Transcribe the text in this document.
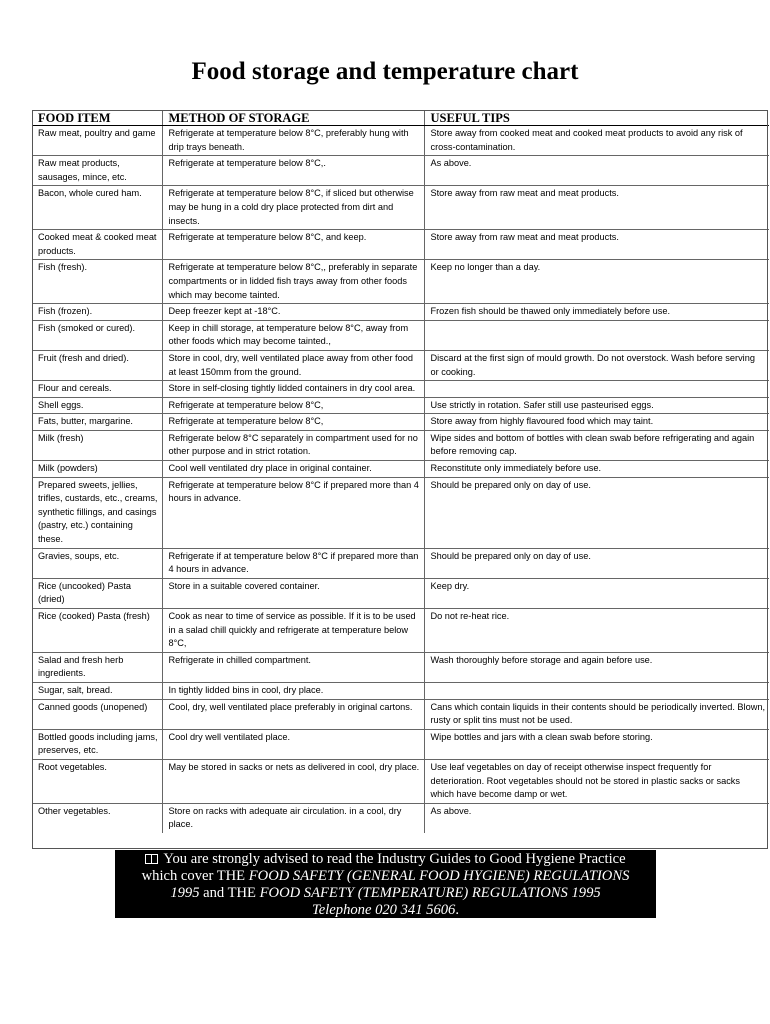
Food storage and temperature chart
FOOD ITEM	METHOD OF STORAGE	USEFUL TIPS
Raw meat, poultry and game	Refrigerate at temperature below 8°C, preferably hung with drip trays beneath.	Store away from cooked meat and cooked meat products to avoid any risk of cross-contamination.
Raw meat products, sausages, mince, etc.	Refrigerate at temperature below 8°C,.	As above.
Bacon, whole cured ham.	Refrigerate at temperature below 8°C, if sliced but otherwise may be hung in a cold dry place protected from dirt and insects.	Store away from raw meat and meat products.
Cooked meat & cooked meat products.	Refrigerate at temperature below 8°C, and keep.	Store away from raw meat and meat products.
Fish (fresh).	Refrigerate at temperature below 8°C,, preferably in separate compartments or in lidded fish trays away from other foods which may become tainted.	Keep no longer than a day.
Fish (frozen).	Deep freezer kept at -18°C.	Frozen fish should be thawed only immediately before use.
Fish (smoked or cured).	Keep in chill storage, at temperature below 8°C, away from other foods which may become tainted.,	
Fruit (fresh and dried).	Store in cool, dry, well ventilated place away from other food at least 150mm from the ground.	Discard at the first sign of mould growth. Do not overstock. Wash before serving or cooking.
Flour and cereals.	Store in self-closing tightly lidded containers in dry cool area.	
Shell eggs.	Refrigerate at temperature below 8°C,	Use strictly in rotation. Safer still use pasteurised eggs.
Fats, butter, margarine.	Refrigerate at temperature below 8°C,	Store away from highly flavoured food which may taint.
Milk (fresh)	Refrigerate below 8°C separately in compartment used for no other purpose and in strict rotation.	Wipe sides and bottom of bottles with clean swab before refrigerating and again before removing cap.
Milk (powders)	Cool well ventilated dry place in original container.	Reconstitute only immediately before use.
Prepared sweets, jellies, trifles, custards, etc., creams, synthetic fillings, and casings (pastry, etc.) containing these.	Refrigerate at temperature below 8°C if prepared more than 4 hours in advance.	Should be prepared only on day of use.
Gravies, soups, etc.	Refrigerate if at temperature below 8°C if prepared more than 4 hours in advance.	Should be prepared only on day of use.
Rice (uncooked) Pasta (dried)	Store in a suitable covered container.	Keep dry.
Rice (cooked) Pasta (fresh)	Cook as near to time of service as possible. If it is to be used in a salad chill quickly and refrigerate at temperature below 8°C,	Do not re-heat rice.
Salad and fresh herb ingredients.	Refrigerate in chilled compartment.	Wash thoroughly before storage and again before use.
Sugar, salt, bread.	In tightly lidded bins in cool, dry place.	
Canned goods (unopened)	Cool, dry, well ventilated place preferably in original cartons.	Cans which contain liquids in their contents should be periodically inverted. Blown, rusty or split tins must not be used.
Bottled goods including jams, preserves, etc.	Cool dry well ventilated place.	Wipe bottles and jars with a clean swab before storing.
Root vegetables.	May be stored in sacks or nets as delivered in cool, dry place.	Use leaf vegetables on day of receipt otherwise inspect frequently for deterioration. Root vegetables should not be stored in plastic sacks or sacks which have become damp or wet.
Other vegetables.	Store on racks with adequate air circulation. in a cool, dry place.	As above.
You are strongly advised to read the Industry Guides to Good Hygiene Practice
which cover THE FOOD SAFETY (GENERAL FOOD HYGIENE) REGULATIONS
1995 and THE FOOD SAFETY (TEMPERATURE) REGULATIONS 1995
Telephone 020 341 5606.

-*-*-

■ Job:
Your answer should be one number: how many lines of the listing include the word "Fish".

■ Answer for the task:
3